## Begin

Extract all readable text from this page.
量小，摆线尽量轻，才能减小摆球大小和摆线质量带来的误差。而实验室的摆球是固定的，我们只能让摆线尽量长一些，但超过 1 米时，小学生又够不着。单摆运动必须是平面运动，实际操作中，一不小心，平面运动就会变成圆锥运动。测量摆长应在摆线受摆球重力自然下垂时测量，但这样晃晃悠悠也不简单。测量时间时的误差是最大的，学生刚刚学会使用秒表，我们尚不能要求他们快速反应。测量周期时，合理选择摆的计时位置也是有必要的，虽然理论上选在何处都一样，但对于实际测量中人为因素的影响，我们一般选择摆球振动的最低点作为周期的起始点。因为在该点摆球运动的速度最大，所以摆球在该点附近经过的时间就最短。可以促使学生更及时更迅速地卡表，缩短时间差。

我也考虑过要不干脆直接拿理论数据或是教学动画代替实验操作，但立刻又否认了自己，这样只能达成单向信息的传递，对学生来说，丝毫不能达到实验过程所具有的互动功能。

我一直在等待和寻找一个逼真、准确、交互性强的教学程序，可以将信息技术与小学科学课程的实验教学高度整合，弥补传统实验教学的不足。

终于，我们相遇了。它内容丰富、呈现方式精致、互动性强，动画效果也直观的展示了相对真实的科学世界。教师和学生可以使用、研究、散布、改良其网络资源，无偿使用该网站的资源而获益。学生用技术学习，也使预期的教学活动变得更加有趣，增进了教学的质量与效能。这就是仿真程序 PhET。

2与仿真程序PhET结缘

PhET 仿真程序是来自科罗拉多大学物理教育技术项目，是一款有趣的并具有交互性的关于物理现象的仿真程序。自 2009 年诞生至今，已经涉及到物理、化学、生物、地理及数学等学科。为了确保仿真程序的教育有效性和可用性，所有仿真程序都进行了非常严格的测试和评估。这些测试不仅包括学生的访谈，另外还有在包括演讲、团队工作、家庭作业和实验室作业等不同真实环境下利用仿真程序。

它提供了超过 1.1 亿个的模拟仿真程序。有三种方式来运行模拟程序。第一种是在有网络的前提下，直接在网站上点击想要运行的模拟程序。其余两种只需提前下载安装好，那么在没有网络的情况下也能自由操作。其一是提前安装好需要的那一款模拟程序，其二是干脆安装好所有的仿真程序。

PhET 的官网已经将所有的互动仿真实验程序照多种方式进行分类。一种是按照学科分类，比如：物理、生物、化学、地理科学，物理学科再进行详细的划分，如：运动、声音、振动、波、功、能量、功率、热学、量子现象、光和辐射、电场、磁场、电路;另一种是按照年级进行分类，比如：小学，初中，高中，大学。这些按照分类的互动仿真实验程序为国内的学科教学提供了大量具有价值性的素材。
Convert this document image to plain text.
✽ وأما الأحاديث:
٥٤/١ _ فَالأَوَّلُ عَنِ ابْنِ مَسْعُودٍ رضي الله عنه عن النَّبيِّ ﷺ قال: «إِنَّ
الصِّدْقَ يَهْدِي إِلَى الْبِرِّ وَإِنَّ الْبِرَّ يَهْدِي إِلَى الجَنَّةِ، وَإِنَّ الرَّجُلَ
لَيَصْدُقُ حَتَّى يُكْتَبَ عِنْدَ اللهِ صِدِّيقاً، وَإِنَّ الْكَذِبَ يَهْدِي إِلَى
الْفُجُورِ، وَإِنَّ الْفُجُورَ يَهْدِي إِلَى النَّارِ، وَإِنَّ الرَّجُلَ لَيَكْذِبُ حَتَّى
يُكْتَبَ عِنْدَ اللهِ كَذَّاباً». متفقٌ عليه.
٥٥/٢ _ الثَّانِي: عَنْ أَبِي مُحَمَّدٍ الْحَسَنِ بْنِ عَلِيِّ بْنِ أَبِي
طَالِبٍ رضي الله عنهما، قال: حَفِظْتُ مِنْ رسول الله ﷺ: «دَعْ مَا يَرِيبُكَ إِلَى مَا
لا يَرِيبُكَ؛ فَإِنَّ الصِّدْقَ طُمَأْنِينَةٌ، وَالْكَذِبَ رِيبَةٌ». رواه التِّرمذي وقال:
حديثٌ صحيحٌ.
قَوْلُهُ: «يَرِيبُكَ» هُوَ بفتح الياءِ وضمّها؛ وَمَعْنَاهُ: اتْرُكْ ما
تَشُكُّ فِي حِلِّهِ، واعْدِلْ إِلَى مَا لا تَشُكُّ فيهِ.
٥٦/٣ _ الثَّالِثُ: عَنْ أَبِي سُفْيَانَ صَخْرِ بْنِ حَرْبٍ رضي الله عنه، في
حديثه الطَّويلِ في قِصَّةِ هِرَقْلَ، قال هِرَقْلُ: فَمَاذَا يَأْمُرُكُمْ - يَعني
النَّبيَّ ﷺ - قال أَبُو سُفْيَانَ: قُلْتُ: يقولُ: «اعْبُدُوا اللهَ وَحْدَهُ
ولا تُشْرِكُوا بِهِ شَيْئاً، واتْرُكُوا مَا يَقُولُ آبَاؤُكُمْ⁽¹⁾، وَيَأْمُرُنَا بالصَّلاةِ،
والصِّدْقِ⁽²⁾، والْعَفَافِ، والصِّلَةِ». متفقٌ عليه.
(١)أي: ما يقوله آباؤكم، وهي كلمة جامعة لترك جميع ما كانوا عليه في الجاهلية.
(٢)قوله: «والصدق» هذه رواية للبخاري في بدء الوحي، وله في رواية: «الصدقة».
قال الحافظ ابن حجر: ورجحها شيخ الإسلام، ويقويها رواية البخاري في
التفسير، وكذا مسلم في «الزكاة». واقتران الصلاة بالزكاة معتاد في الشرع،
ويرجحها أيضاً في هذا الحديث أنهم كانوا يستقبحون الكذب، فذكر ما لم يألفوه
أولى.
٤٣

## End

Each line of the material should be echoed exactly.

Extract all readable text from this page.
量小，摆线尽量轻，才能减小摆球大小和摆线质量带来的误差。而实验室的摆球是固定的，我们只能让摆线尽量长一些，但超过 1 米时，小学生又够不着。单摆运动必须是平面运动，实际操作中，一不小心，平面运动就会变成圆锥运动。测量摆长应在摆线受摆球重力自然下垂时测量，但这样晃晃悠悠也不简单。测量时间时的误差是最大的，学生刚刚学会使用秒表，我们尚不能要求他们快速反应。测量周期时，合理选择摆的计时位置也是有必要的，虽然理论上选在何处都一样，但对于实际测量中人为因素的影响，我们一般选择摆球振动的最低点作为周期的起始点。因为在该点摆球运动的速度最大，所以摆球在该点附近经过的时间就最短。可以促使学生更及时更迅速地卡表，缩短时间差。

我也考虑过要不干脆直接拿理论数据或是教学动画代替实验操作，但立刻又否认了自己，这样只能达成单向信息的传递，对学生来说，丝毫不能达到实验过程所具有的互动功能。

我一直在等待和寻找一个逼真、准确、交互性强的教学程序，可以将信息技术与小学科学课程的实验教学高度整合，弥补传统实验教学的不足。

终于，我们相遇了。它内容丰富、呈现方式精致、互动性强，动画效果也直观的展示了相对真实的科学世界。教师和学生可以使用、研究、散布、改良其网络资源，无偿使用该网站的资源而获益。学生用技术学习，也使预期的教学活动变得更加有趣，增进了教学的质量与效能。这就是仿真程序 PhET。

2与仿真程序PhET结缘

PhET 仿真程序是来自科罗拉多大学物理教育技术项目，是一款有趣的并具有交互性的关于物理现象的仿真程序。自 2009 年诞生至今，已经涉及到物理、化学、生物、地理及数学等学科。为了确保仿真程序的教育有效性和可用性，所有仿真程序都进行了非常严格的测试和评估。这些测试不仅包括学生的访谈，另外还有在包括演讲、团队工作、家庭作业和实验室作业等不同真实环境下利用仿真程序。

它提供了超过 1.1 亿个的模拟仿真程序。有三种方式来运行模拟程序。第一种是在有网络的前提下，直接在网站上点击想要运行的模拟程序。其余两种只需提前下载安装好，那么在没有网络的情况下也能自由操作。其一是提前安装好需要的那一款模拟程序，其二是干脆安装好所有的仿真程序。

PhET 的官网已经将所有的互动仿真实验程序照多种方式进行分类。一种是按照学科分类，比如：物理、生物、化学、地理科学，物理学科再进行详细的划分，如：运动、声音、振动、波、功、能量、功率、热学、量子现象、光和辐射、电场、磁场、电路;另一种是按照年级进行分类，比如：小学，初中，高中，大学。这些按照分类的互动仿真实验程序为国内的学科教学提供了大量具有价值性的素材。
Convert this document image to plain text.
✽ وأما الأحاديث:
٥٤/١ _ فَالأَوَّلُ عَنِ ابْنِ مَسْعُودٍ رضي الله عنه عن النَّبيِّ ﷺ قال: «إِنَّ
الصِّدْقَ يَهْدِي إِلَى الْبِرِّ وَإِنَّ الْبِرَّ يَهْدِي إِلَى الجَنَّةِ، وَإِنَّ الرَّجُلَ
لَيَصْدُقُ حَتَّى يُكْتَبَ عِنْدَ اللهِ صِدِّيقاً، وَإِنَّ الْكَذِبَ يَهْدِي إِلَى
الْفُجُورِ، وَإِنَّ الْفُجُورَ يَهْدِي إِلَى النَّارِ، وَإِنَّ الرَّجُلَ لَيَكْذِبُ حَتَّى
يُكْتَبَ عِنْدَ اللهِ كَذَّاباً». متفقٌ عليه.
٥٥/٢ _ الثَّانِي: عَنْ أَبِي مُحَمَّدٍ الْحَسَنِ بْنِ عَلِيِّ بْنِ أَبِي
طَالِبٍ رضي الله عنهما، قال: حَفِظْتُ مِنْ رسول الله ﷺ: «دَعْ مَا يَرِيبُكَ إِلَى مَا
لا يَرِيبُكَ؛ فَإِنَّ الصِّدْقَ طُمَأْنِينَةٌ، وَالْكَذِبَ رِيبَةٌ». رواه التِّرمذي وقال:
حديثٌ صحيحٌ.
قَوْلُهُ: «يَرِيبُكَ» هُوَ بفتح الياءِ وضمّها؛ وَمَعْنَاهُ: اتْرُكْ ما
تَشُكُّ فِي حِلِّهِ، واعْدِلْ إِلَى مَا لا تَشُكُّ فيهِ.
٥٦/٣ _ الثَّالِثُ: عَنْ أَبِي سُفْيَانَ صَخْرِ بْنِ حَرْبٍ رضي الله عنه، في
حديثه الطَّويلِ في قِصَّةِ هِرَقْلَ، قال هِرَقْلُ: فَمَاذَا يَأْمُرُكُمْ - يَعني
النَّبيَّ ﷺ - قال أَبُو سُفْيَانَ: قُلْتُ: يقولُ: «اعْبُدُوا اللهَ وَحْدَهُ
ولا تُشْرِكُوا بِهِ شَيْئاً، واتْرُكُوا مَا يَقُولُ آبَاؤُكُمْ⁽¹⁾، وَيَأْمُرُنَا بالصَّلاةِ،
والصِّدْقِ⁽²⁾، والْعَفَافِ، والصِّلَةِ». متفقٌ عليه.
(١)أي: ما يقوله آباؤكم، وهي كلمة جامعة لترك جميع ما كانوا عليه في الجاهلية.
(٢)قوله: «والصدق» هذه رواية للبخاري في بدء الوحي، وله في رواية: «الصدقة».
قال الحافظ ابن حجر: ورجحها شيخ الإسلام، ويقويها رواية البخاري في
التفسير، وكذا مسلم في «الزكاة». واقتران الصلاة بالزكاة معتاد في الشرع،
ويرجحها أيضاً في هذا الحديث أنهم كانوا يستقبحون الكذب، فذكر ما لم يألفوه
أولى.
٤٣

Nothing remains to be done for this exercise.